__GIVEN TASK__. Repeat every line below exactly, word for word.

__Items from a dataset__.
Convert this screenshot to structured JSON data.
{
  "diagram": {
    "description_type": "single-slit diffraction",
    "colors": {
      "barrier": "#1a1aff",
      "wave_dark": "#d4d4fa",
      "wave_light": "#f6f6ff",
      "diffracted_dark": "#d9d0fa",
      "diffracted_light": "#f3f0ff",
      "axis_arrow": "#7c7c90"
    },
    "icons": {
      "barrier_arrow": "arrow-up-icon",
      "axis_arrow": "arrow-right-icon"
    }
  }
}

__REPLY__.
Convert this screenshot to structured JSON data.
{
  "diagram": {
    "description_type": "single-slit diffraction",
    "colors": {
      "barrier": "#1a1aff",
      "wave_dark": "#d4d4fa",
      "wave_light": "#f6f6ff",
      "diffracted_dark": "#d9d0fa",
      "diffracted_light": "#f3f0ff",
      "axis_arrow": "#7c7c90"
    },
    "icons": {
      "barrier_arrow": "arrow-up-icon",
      "axis_arrow": "arrow-right-icon"
    }
  }
}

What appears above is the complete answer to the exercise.